▶ What you need to do:
Pick out all lines in the listing holding the string "this" and copy them.

Records from a collection of figures:
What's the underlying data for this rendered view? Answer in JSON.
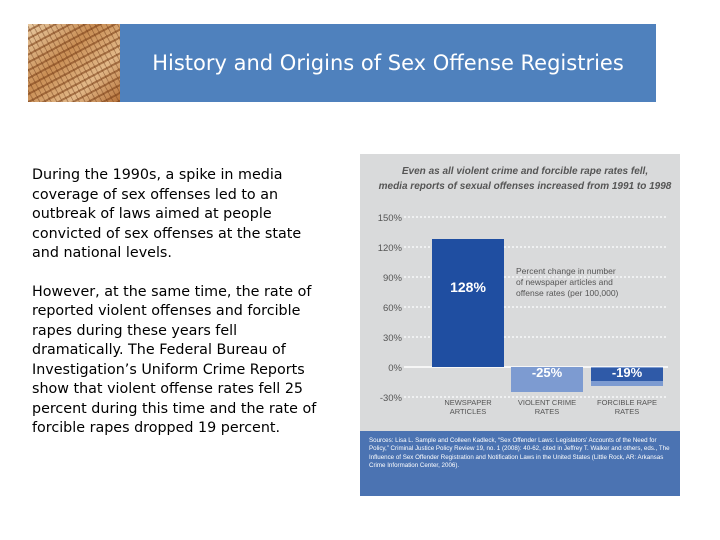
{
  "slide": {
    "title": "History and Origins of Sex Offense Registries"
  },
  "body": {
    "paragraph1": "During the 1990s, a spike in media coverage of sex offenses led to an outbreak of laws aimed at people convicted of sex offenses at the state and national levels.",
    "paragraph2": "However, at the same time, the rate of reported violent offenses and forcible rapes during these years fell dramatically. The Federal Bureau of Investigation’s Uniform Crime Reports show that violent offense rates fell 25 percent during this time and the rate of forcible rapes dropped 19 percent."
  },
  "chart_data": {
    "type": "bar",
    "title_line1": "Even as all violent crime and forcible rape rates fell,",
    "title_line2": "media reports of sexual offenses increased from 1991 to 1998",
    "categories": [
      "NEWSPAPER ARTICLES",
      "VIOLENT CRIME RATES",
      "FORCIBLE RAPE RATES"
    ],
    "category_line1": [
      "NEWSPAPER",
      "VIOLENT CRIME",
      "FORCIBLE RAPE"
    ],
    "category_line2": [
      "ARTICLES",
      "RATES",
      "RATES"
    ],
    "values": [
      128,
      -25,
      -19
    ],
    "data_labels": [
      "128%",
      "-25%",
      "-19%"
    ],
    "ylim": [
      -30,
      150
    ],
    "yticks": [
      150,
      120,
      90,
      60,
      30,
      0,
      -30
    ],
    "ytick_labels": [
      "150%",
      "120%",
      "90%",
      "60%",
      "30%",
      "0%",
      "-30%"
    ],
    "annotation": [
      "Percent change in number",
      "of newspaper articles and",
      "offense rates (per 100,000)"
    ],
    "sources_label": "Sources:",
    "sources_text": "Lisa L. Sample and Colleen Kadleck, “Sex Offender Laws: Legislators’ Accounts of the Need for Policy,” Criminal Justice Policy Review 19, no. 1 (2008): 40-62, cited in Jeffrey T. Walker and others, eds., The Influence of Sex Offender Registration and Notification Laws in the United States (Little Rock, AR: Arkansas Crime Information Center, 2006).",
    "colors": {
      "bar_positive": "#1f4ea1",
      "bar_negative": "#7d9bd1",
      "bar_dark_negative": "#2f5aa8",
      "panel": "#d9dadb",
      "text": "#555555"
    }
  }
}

==

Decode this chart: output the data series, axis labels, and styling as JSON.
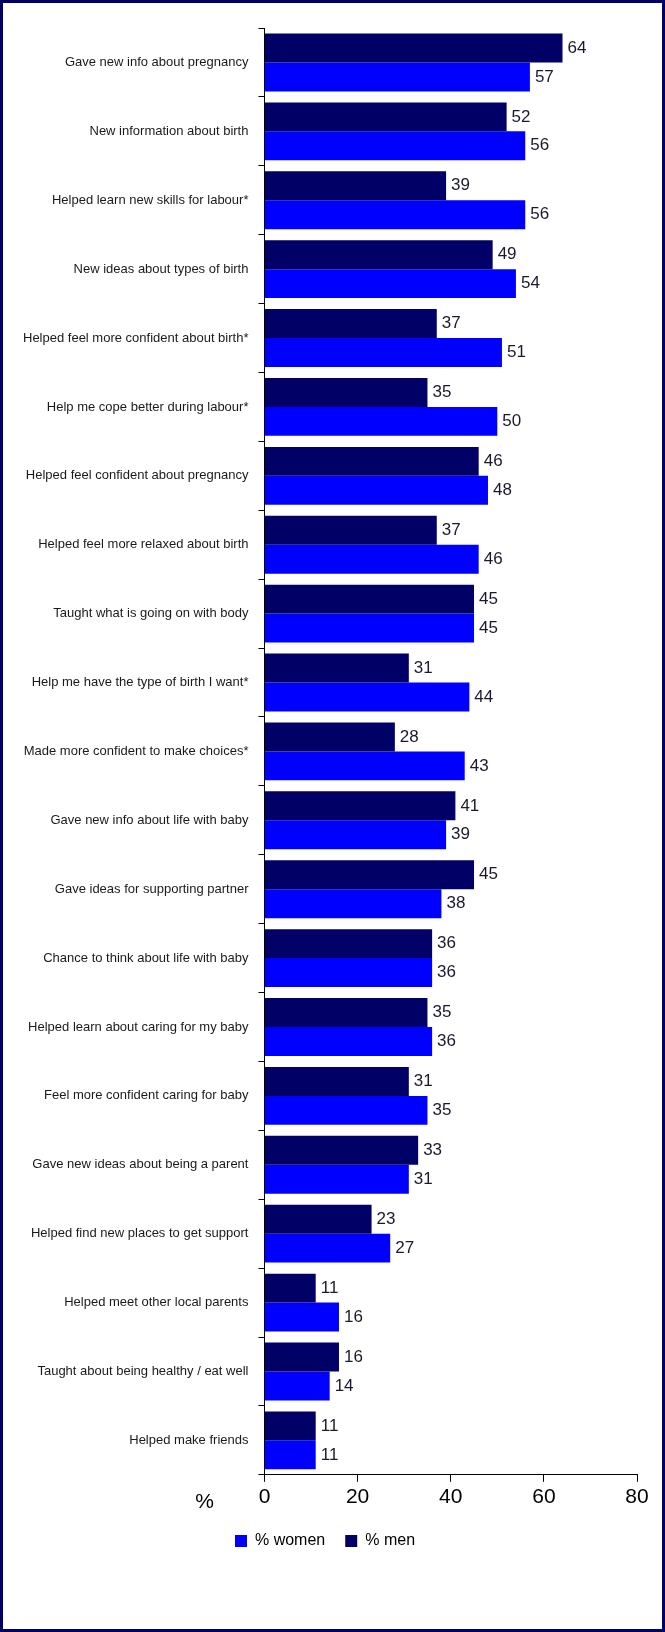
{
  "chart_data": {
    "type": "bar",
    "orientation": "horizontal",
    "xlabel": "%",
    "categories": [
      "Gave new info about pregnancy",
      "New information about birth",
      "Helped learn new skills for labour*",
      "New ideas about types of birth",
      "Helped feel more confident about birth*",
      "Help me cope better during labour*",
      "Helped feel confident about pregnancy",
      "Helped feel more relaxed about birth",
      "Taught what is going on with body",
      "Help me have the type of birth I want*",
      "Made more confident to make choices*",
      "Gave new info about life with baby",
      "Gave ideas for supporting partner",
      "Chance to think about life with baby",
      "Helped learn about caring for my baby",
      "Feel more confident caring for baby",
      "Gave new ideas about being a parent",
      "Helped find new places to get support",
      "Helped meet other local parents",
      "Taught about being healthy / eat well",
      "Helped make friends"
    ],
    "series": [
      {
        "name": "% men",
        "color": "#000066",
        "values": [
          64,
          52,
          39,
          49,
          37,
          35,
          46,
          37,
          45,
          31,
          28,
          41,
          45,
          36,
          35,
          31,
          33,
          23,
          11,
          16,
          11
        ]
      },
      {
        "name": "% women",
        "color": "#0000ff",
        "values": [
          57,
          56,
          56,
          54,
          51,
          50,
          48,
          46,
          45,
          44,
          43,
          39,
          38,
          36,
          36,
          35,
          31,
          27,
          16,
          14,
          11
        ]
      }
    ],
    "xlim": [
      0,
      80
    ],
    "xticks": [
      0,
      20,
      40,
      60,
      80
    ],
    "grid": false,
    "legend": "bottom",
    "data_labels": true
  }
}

▶ Correct output:
What's the underlying data for this rendered view? Answer in JSON.
    "paragraph2": "However, at the same time, the rate of reported violent offenses and forcible rapes during these years fell dramatically. The Federal Bureau of Investigation’s Uniform Crime Reports show that violent offense rates fell 25 percent during this time and the rate of forcible rapes dropped 19 percent."
Decode this chart: output the data series, axis labels, and styling as JSON.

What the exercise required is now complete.